#### Recorded information:
○ ○ ○
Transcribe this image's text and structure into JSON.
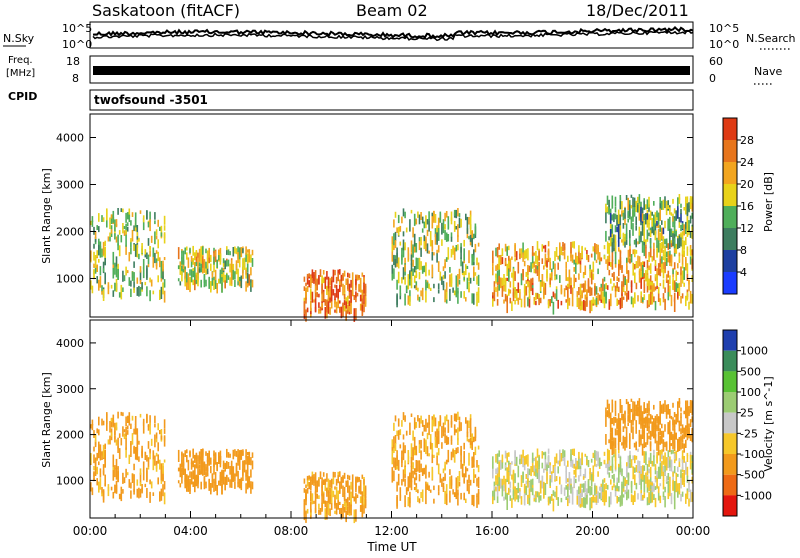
{
  "header": {
    "station": "Saskatoon (fitACF)",
    "beam": "Beam 02",
    "date": "18/Dec/2011"
  },
  "noise_panel": {
    "left_label": "N.Sky",
    "right_label": "N.Search",
    "right_ticks": [
      "10^5",
      "10^0"
    ],
    "left_ticks": [
      "10^5",
      "10^0"
    ]
  },
  "freq_panel": {
    "left_label_line1": "Freq.",
    "left_label_line2": "[MHz]",
    "left_ticks": [
      "18",
      "8"
    ],
    "right_label": "Nave",
    "right_ticks": [
      "60",
      "0"
    ]
  },
  "cpid_panel": {
    "label": "CPID",
    "value": "twofsound -3501"
  },
  "chart_data": [
    {
      "type": "heatmap",
      "parameter": "Power",
      "ylabel": "Slant Range [km]",
      "xlabel": "",
      "ylim": [
        180,
        4500
      ],
      "y_ticks": [
        1000,
        2000,
        3000,
        4000
      ],
      "colorbar_label": "Power [dB]",
      "colorbar_ticks": [
        4,
        8,
        12,
        16,
        20,
        24,
        28
      ],
      "colorbar_colors": [
        "#1a3cff",
        "#1d3fa0",
        "#3d7d5f",
        "#4fae5a",
        "#e8d21a",
        "#f2a51f",
        "#e7751c",
        "#de3a14"
      ],
      "echo_regions": [
        {
          "t_start": 0.0,
          "t_end": 3.0,
          "r_low": 700,
          "r_high": 2500,
          "level": 16
        },
        {
          "t_start": 3.5,
          "t_end": 6.5,
          "r_low": 900,
          "r_high": 1700,
          "level": 18
        },
        {
          "t_start": 8.5,
          "t_end": 11.0,
          "r_low": 300,
          "r_high": 1200,
          "level": 26
        },
        {
          "t_start": 12.0,
          "t_end": 15.5,
          "r_low": 600,
          "r_high": 2500,
          "level": 16
        },
        {
          "t_start": 16.0,
          "t_end": 24.0,
          "r_low": 500,
          "r_high": 1800,
          "level": 22
        },
        {
          "t_start": 20.5,
          "t_end": 24.0,
          "r_low": 1800,
          "r_high": 2800,
          "level": 14
        }
      ]
    },
    {
      "type": "heatmap",
      "parameter": "Velocity",
      "ylabel": "Slant Range [km]",
      "xlabel": "Time UT",
      "ylim": [
        180,
        4500
      ],
      "y_ticks": [
        1000,
        2000,
        3000,
        4000
      ],
      "x_ticks": [
        "00:00",
        "04:00",
        "08:00",
        "12:00",
        "16:00",
        "20:00",
        "00:00"
      ],
      "colorbar_label": "Velocity [m s^-1]",
      "colorbar_ticks": [
        "1000",
        "500",
        "100",
        "25",
        "-25",
        "-100",
        "-500",
        "-1000"
      ],
      "colorbar_colors": [
        "#1f3fae",
        "#3a8c5a",
        "#58c234",
        "#9ccc73",
        "#c8c8c8",
        "#f6c72a",
        "#f29a1c",
        "#ee6a15",
        "#e4160e"
      ],
      "echo_regions": [
        {
          "t_start": 0.0,
          "t_end": 3.0,
          "r_low": 700,
          "r_high": 2500,
          "velocity": -150
        },
        {
          "t_start": 3.5,
          "t_end": 6.5,
          "r_low": 900,
          "r_high": 1700,
          "velocity": -200
        },
        {
          "t_start": 8.5,
          "t_end": 11.0,
          "r_low": 300,
          "r_high": 1200,
          "velocity": -150
        },
        {
          "t_start": 12.0,
          "t_end": 15.5,
          "r_low": 600,
          "r_high": 2500,
          "velocity": -150
        },
        {
          "t_start": 16.0,
          "t_end": 24.0,
          "r_low": 600,
          "r_high": 1700,
          "velocity": 0
        },
        {
          "t_start": 20.5,
          "t_end": 24.0,
          "r_low": 1800,
          "r_high": 2800,
          "velocity": -300
        }
      ]
    }
  ]
}
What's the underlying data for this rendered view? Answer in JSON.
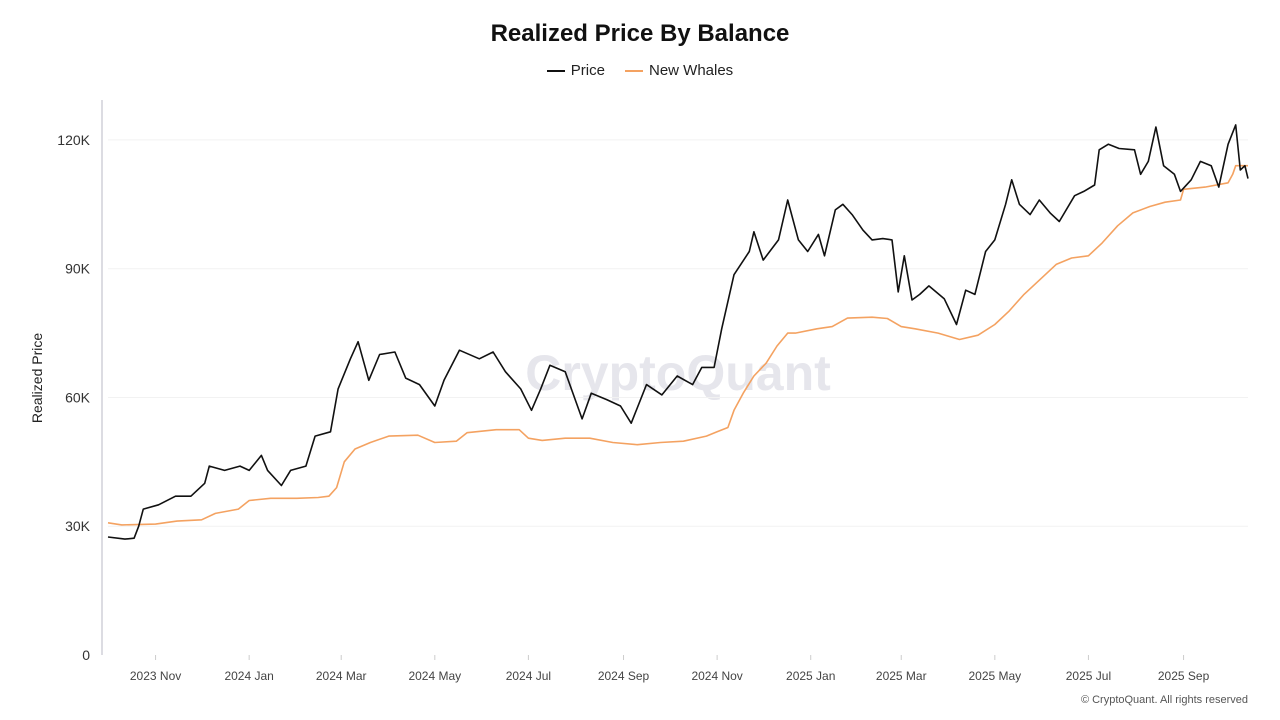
{
  "chart_data": {
    "type": "line",
    "title": "Realized Price By Balance",
    "xlabel": "",
    "ylabel": "Realized Price",
    "ylim": [
      0,
      130000
    ],
    "xlim": [
      "2023-10-01",
      "2025-10-13"
    ],
    "y_ticks": [
      0,
      30000,
      60000,
      90000,
      120000
    ],
    "y_tick_labels": [
      "0",
      "30K",
      "60K",
      "90K",
      "120K"
    ],
    "x_ticks": [
      "2023-11-01",
      "2024-01-01",
      "2024-03-01",
      "2024-05-01",
      "2024-07-01",
      "2024-09-01",
      "2024-11-01",
      "2025-01-01",
      "2025-03-01",
      "2025-05-01",
      "2025-07-01",
      "2025-09-01"
    ],
    "x_tick_labels": [
      "2023 Nov",
      "2024 Jan",
      "2024 Mar",
      "2024 May",
      "2024 Jul",
      "2024 Sep",
      "2024 Nov",
      "2025 Jan",
      "2025 Mar",
      "2025 May",
      "2025 Jul",
      "2025 Sep"
    ],
    "grid": "horizontal",
    "legend_position": "top-center",
    "watermark": "CryptoQuant",
    "series": [
      {
        "name": "Price",
        "color": "#111111",
        "points": [
          [
            "2023-10-01",
            27500
          ],
          [
            "2023-10-12",
            27000
          ],
          [
            "2023-10-18",
            27200
          ],
          [
            "2023-10-21",
            30000
          ],
          [
            "2023-10-24",
            34000
          ],
          [
            "2023-11-03",
            35000
          ],
          [
            "2023-11-14",
            37000
          ],
          [
            "2023-11-24",
            37000
          ],
          [
            "2023-12-03",
            40000
          ],
          [
            "2023-12-06",
            44000
          ],
          [
            "2023-12-16",
            43000
          ],
          [
            "2023-12-26",
            44000
          ],
          [
            "2024-01-01",
            43000
          ],
          [
            "2024-01-09",
            46500
          ],
          [
            "2024-01-13",
            43000
          ],
          [
            "2024-01-22",
            39500
          ],
          [
            "2024-01-28",
            43000
          ],
          [
            "2024-02-07",
            44000
          ],
          [
            "2024-02-13",
            51000
          ],
          [
            "2024-02-23",
            52000
          ],
          [
            "2024-02-28",
            62000
          ],
          [
            "2024-03-07",
            69000
          ],
          [
            "2024-03-12",
            73000
          ],
          [
            "2024-03-19",
            64000
          ],
          [
            "2024-03-26",
            70000
          ],
          [
            "2024-04-05",
            70600
          ],
          [
            "2024-04-12",
            64500
          ],
          [
            "2024-04-21",
            63000
          ],
          [
            "2024-05-01",
            58000
          ],
          [
            "2024-05-07",
            64000
          ],
          [
            "2024-05-17",
            71000
          ],
          [
            "2024-05-30",
            69000
          ],
          [
            "2024-06-08",
            70600
          ],
          [
            "2024-06-16",
            66000
          ],
          [
            "2024-06-26",
            62000
          ],
          [
            "2024-07-03",
            57000
          ],
          [
            "2024-07-09",
            62000
          ],
          [
            "2024-07-15",
            67500
          ],
          [
            "2024-07-25",
            66000
          ],
          [
            "2024-08-05",
            55000
          ],
          [
            "2024-08-11",
            61000
          ],
          [
            "2024-08-21",
            59500
          ],
          [
            "2024-08-30",
            58000
          ],
          [
            "2024-09-06",
            54000
          ],
          [
            "2024-09-16",
            63000
          ],
          [
            "2024-09-26",
            60600
          ],
          [
            "2024-10-06",
            65000
          ],
          [
            "2024-10-16",
            63000
          ],
          [
            "2024-10-22",
            67000
          ],
          [
            "2024-10-30",
            67000
          ],
          [
            "2024-11-04",
            76000
          ],
          [
            "2024-11-12",
            88600
          ],
          [
            "2024-11-22",
            94000
          ],
          [
            "2024-11-25",
            98600
          ],
          [
            "2024-12-01",
            92000
          ],
          [
            "2024-12-11",
            96700
          ],
          [
            "2024-12-17",
            106000
          ],
          [
            "2024-12-24",
            96700
          ],
          [
            "2024-12-30",
            94000
          ],
          [
            "2025-01-06",
            98000
          ],
          [
            "2025-01-10",
            93000
          ],
          [
            "2025-01-17",
            103700
          ],
          [
            "2025-01-22",
            105000
          ],
          [
            "2025-01-28",
            102600
          ],
          [
            "2025-02-04",
            99000
          ],
          [
            "2025-02-10",
            96700
          ],
          [
            "2025-02-17",
            97000
          ],
          [
            "2025-02-23",
            96700
          ],
          [
            "2025-02-27",
            84600
          ],
          [
            "2025-03-03",
            93000
          ],
          [
            "2025-03-08",
            82700
          ],
          [
            "2025-03-13",
            84000
          ],
          [
            "2025-03-19",
            86000
          ],
          [
            "2025-03-29",
            83000
          ],
          [
            "2025-04-06",
            77000
          ],
          [
            "2025-04-12",
            85000
          ],
          [
            "2025-04-18",
            84000
          ],
          [
            "2025-04-25",
            94000
          ],
          [
            "2025-05-01",
            96700
          ],
          [
            "2025-05-08",
            105000
          ],
          [
            "2025-05-12",
            110700
          ],
          [
            "2025-05-17",
            105000
          ],
          [
            "2025-05-24",
            102600
          ],
          [
            "2025-05-30",
            106000
          ],
          [
            "2025-06-06",
            103000
          ],
          [
            "2025-06-12",
            101000
          ],
          [
            "2025-06-22",
            107000
          ],
          [
            "2025-06-28",
            108000
          ],
          [
            "2025-07-05",
            109500
          ],
          [
            "2025-07-08",
            117700
          ],
          [
            "2025-07-14",
            119000
          ],
          [
            "2025-07-21",
            118000
          ],
          [
            "2025-07-31",
            117700
          ],
          [
            "2025-08-04",
            112000
          ],
          [
            "2025-08-09",
            115000
          ],
          [
            "2025-08-14",
            123000
          ],
          [
            "2025-08-19",
            114000
          ],
          [
            "2025-08-26",
            112000
          ],
          [
            "2025-08-30",
            108000
          ],
          [
            "2025-09-06",
            110700
          ],
          [
            "2025-09-12",
            115000
          ],
          [
            "2025-09-19",
            114000
          ],
          [
            "2025-09-24",
            109000
          ],
          [
            "2025-09-30",
            119000
          ],
          [
            "2025-10-05",
            123500
          ],
          [
            "2025-10-08",
            113000
          ],
          [
            "2025-10-11",
            114000
          ],
          [
            "2025-10-13",
            111000
          ]
        ]
      },
      {
        "name": "New Whales",
        "color": "#f4a261",
        "points": [
          [
            "2023-10-01",
            30800
          ],
          [
            "2023-10-10",
            30300
          ],
          [
            "2023-11-01",
            30500
          ],
          [
            "2023-11-15",
            31200
          ],
          [
            "2023-12-01",
            31500
          ],
          [
            "2023-12-10",
            33000
          ],
          [
            "2023-12-25",
            34000
          ],
          [
            "2024-01-01",
            36000
          ],
          [
            "2024-01-15",
            36500
          ],
          [
            "2024-02-01",
            36500
          ],
          [
            "2024-02-15",
            36700
          ],
          [
            "2024-02-22",
            37000
          ],
          [
            "2024-02-27",
            39000
          ],
          [
            "2024-03-03",
            45000
          ],
          [
            "2024-03-10",
            48000
          ],
          [
            "2024-03-20",
            49500
          ],
          [
            "2024-04-01",
            51000
          ],
          [
            "2024-04-20",
            51200
          ],
          [
            "2024-05-01",
            49500
          ],
          [
            "2024-05-15",
            49800
          ],
          [
            "2024-05-22",
            51800
          ],
          [
            "2024-06-10",
            52500
          ],
          [
            "2024-06-25",
            52500
          ],
          [
            "2024-07-01",
            50500
          ],
          [
            "2024-07-10",
            50000
          ],
          [
            "2024-07-25",
            50500
          ],
          [
            "2024-08-10",
            50500
          ],
          [
            "2024-08-25",
            49500
          ],
          [
            "2024-09-10",
            49000
          ],
          [
            "2024-09-25",
            49500
          ],
          [
            "2024-10-10",
            49800
          ],
          [
            "2024-10-25",
            51000
          ],
          [
            "2024-11-01",
            52000
          ],
          [
            "2024-11-08",
            53000
          ],
          [
            "2024-11-12",
            57000
          ],
          [
            "2024-11-18",
            61000
          ],
          [
            "2024-11-25",
            65000
          ],
          [
            "2024-12-03",
            68000
          ],
          [
            "2024-12-10",
            72000
          ],
          [
            "2024-12-17",
            75000
          ],
          [
            "2024-12-22",
            75000
          ],
          [
            "2025-01-05",
            76000
          ],
          [
            "2025-01-15",
            76500
          ],
          [
            "2025-01-25",
            78500
          ],
          [
            "2025-02-10",
            78700
          ],
          [
            "2025-02-20",
            78400
          ],
          [
            "2025-03-01",
            76500
          ],
          [
            "2025-03-10",
            76000
          ],
          [
            "2025-03-25",
            75000
          ],
          [
            "2025-04-08",
            73500
          ],
          [
            "2025-04-20",
            74500
          ],
          [
            "2025-05-01",
            77000
          ],
          [
            "2025-05-10",
            80000
          ],
          [
            "2025-05-20",
            84000
          ],
          [
            "2025-06-01",
            88000
          ],
          [
            "2025-06-10",
            91000
          ],
          [
            "2025-06-20",
            92500
          ],
          [
            "2025-07-01",
            93000
          ],
          [
            "2025-07-10",
            96000
          ],
          [
            "2025-07-20",
            100000
          ],
          [
            "2025-07-30",
            103000
          ],
          [
            "2025-08-10",
            104500
          ],
          [
            "2025-08-20",
            105500
          ],
          [
            "2025-08-30",
            106000
          ],
          [
            "2025-09-01",
            108500
          ],
          [
            "2025-09-15",
            109000
          ],
          [
            "2025-09-30",
            110000
          ],
          [
            "2025-10-03",
            112000
          ],
          [
            "2025-10-05",
            114000
          ],
          [
            "2025-10-13",
            114000
          ]
        ]
      }
    ]
  },
  "footer": "© CryptoQuant. All rights reserved"
}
○ ○ ○
#### Requirement:
Pull out every line holding "parameter" from the records above, and copy it.

#### Complete answer:
      "parameter": "Power",
      "parameter": "Velocity",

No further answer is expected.